- _Task objective_:
Select every line containing the word "javaw" from the material, and copy those lines.

(Records contained in a dataset)
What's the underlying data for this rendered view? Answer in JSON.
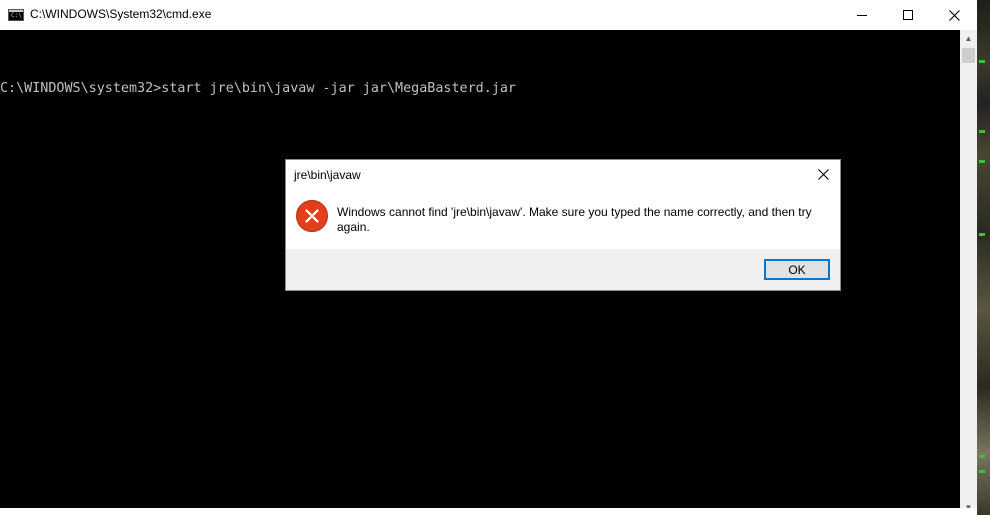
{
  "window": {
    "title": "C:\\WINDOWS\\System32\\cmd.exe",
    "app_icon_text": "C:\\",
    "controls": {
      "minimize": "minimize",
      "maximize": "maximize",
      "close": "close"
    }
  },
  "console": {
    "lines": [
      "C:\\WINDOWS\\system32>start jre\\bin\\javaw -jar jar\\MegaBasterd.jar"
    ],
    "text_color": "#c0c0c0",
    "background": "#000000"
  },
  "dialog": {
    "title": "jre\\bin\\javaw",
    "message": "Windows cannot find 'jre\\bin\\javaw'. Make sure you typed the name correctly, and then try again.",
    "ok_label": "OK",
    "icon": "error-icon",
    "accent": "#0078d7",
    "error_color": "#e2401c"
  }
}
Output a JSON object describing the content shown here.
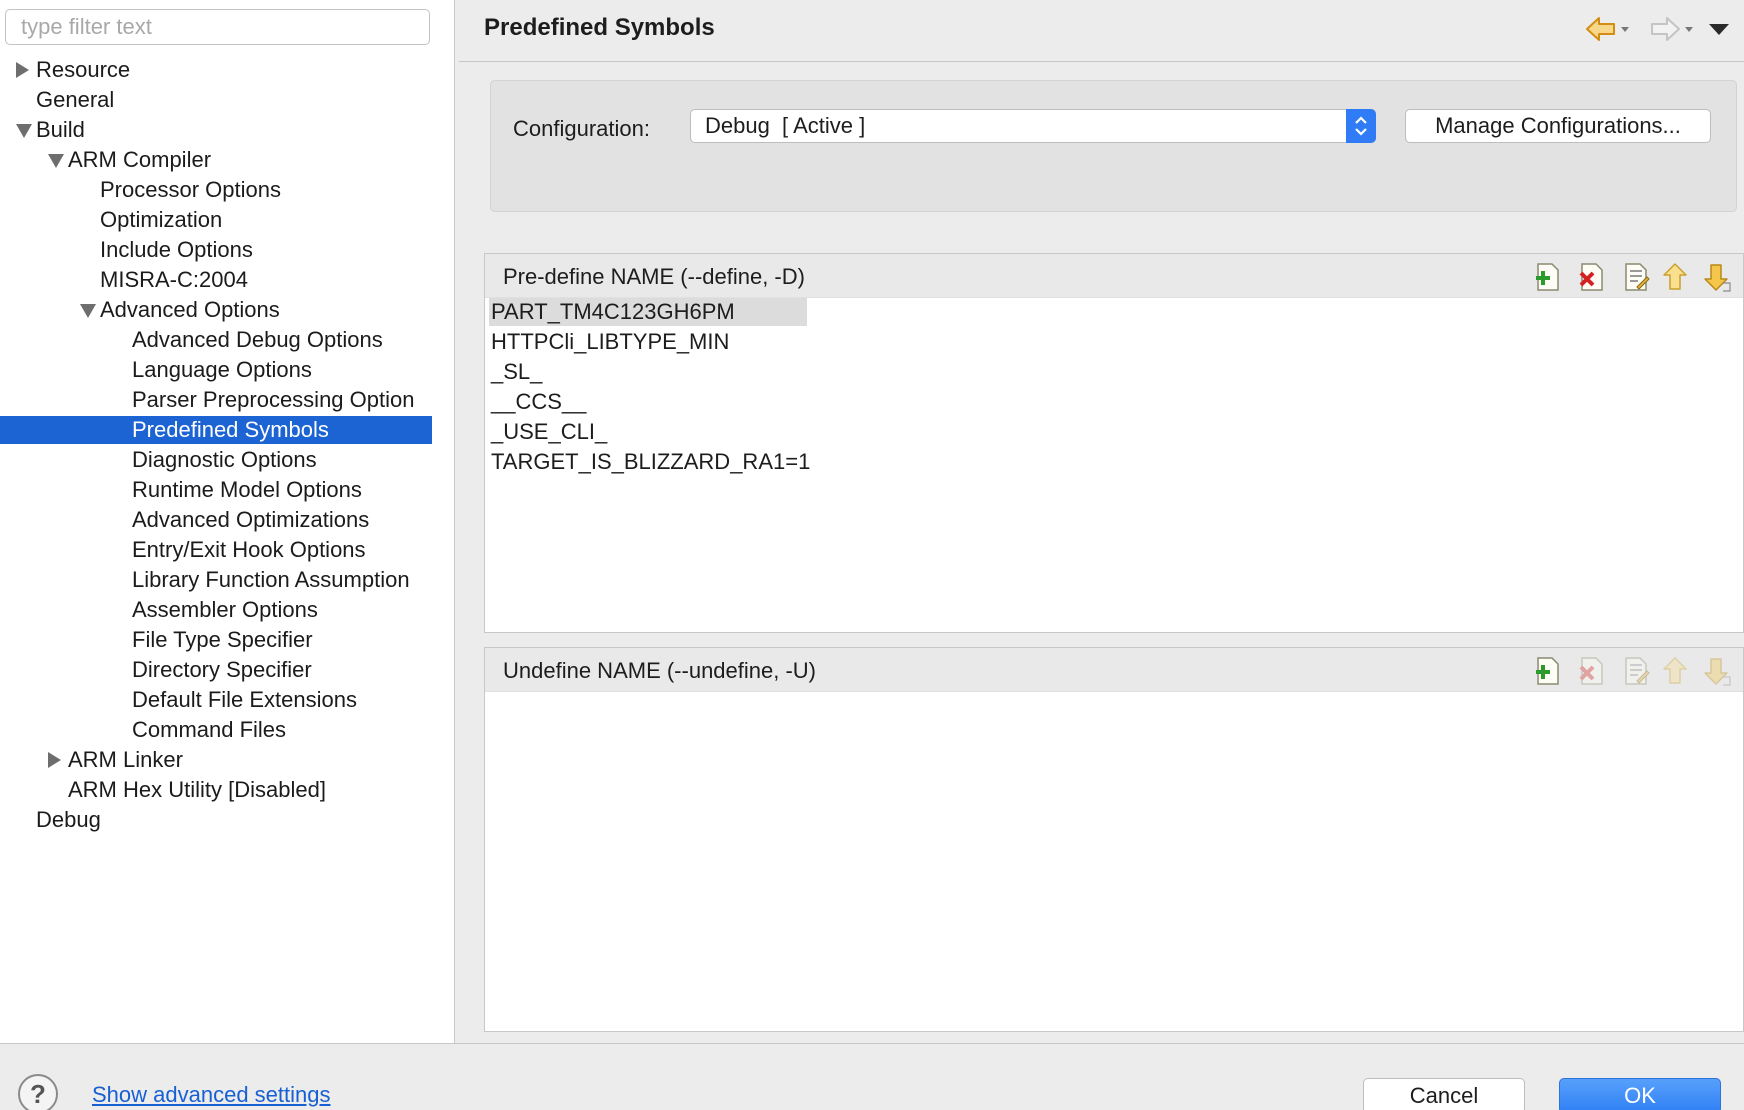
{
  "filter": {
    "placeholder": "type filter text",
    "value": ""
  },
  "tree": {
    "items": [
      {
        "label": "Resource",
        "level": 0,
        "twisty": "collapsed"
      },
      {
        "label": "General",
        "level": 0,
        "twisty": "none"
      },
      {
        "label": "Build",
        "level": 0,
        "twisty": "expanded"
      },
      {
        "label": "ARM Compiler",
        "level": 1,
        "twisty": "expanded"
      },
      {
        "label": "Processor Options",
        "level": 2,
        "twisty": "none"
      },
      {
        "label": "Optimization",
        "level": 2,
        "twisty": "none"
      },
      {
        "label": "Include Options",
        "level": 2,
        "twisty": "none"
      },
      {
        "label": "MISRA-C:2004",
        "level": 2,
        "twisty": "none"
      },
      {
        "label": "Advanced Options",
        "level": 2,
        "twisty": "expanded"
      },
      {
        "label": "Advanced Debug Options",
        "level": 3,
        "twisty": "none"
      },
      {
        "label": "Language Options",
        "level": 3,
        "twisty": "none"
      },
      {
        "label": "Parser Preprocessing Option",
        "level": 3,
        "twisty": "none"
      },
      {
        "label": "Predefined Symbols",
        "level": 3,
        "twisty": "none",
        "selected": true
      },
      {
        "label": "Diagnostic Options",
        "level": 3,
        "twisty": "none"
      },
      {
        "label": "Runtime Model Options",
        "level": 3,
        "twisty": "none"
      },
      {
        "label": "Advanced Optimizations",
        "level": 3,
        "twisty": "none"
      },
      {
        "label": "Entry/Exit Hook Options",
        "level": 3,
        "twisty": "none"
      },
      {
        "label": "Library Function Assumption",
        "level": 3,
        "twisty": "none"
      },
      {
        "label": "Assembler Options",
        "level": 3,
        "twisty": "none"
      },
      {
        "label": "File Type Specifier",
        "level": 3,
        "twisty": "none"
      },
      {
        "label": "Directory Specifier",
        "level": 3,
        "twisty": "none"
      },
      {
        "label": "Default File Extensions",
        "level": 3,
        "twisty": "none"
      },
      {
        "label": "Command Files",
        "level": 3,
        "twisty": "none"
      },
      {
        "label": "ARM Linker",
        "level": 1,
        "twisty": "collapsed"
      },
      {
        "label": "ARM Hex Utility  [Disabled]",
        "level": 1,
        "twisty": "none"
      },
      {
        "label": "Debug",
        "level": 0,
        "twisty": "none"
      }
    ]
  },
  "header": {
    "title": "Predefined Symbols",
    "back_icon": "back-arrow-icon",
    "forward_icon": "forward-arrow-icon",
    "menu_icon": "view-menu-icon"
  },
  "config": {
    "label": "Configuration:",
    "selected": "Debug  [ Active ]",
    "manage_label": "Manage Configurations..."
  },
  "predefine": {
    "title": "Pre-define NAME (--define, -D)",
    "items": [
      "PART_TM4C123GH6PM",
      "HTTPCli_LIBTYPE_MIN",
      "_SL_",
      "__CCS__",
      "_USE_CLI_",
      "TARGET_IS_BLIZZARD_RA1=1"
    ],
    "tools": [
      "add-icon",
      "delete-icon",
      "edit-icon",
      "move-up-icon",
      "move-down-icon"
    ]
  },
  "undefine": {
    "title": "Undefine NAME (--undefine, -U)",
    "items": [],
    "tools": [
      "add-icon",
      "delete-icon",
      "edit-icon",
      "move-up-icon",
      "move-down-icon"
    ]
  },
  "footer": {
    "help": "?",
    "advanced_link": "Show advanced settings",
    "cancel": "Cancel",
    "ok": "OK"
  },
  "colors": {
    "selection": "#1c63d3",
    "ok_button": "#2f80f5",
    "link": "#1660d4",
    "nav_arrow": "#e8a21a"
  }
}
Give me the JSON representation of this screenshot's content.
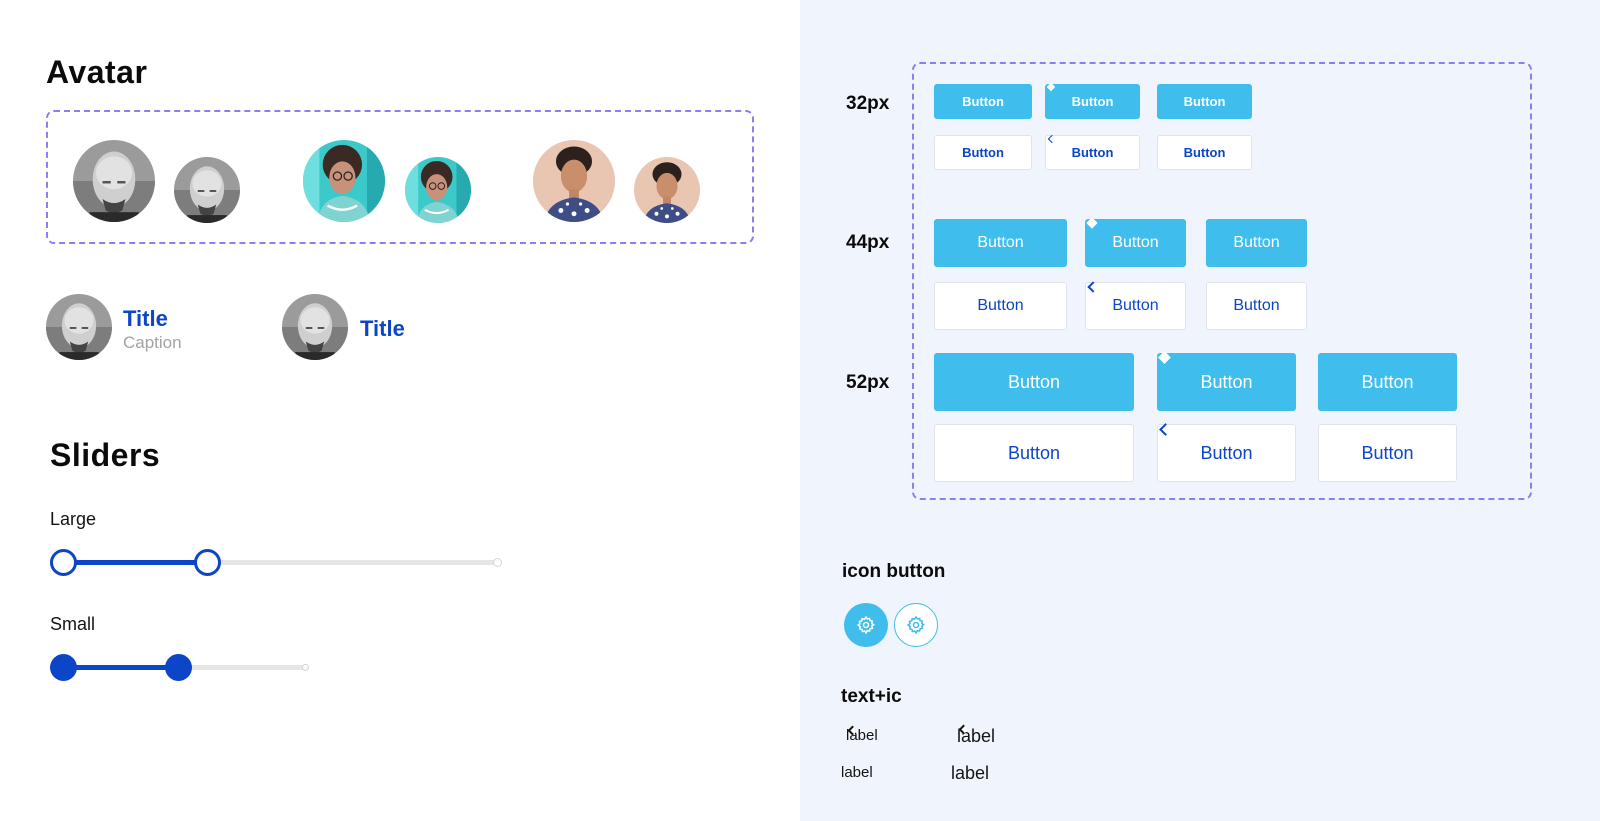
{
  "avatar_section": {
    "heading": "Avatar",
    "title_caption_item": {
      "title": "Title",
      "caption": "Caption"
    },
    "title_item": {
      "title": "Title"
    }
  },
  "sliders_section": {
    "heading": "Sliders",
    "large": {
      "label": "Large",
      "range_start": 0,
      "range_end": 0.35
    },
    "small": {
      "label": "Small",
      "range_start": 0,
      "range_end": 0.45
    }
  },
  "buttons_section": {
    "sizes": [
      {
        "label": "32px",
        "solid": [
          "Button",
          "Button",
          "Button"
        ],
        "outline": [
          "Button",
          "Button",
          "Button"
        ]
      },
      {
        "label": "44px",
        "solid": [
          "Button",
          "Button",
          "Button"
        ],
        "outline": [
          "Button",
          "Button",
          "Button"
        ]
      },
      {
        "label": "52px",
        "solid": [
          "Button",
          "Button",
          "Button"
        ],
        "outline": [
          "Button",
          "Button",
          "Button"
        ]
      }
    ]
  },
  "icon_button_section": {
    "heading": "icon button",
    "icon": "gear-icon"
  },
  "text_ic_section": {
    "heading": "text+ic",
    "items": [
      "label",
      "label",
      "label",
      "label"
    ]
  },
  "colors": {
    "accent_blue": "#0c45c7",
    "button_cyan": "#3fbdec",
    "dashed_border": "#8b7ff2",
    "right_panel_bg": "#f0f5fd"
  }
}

- _Result for this exercise_:
      "C:\\WINDOWS\\system32>start jre\\bin\\javaw -jar jar\\MegaBasterd.jar"
    "title": "jre\\bin\\javaw",
    "message": "Windows cannot find 'jre\\bin\\javaw'. Make sure you typed the name correctly, and then try again.",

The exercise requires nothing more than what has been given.